▶ _Problem to work on_:
From the entries below, copy every line where the string "Papertrans" appears.

|---|

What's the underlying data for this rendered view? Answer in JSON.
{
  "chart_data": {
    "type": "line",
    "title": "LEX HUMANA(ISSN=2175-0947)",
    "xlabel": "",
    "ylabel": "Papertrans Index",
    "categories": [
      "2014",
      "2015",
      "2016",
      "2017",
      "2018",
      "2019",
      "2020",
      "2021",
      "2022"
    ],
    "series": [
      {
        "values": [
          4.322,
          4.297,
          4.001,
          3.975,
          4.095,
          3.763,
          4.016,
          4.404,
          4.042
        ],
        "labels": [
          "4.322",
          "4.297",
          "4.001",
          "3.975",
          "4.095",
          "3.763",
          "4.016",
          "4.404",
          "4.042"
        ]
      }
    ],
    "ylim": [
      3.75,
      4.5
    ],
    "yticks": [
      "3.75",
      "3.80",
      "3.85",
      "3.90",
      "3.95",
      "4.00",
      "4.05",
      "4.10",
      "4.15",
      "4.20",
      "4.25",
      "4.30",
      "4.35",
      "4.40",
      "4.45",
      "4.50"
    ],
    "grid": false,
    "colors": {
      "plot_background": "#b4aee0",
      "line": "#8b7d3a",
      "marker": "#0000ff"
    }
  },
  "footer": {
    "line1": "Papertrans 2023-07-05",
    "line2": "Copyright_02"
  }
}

|---|

▶ _Task output_:
    "ylabel": "Papertrans Index",
    "line1": "Papertrans 2023-07-05",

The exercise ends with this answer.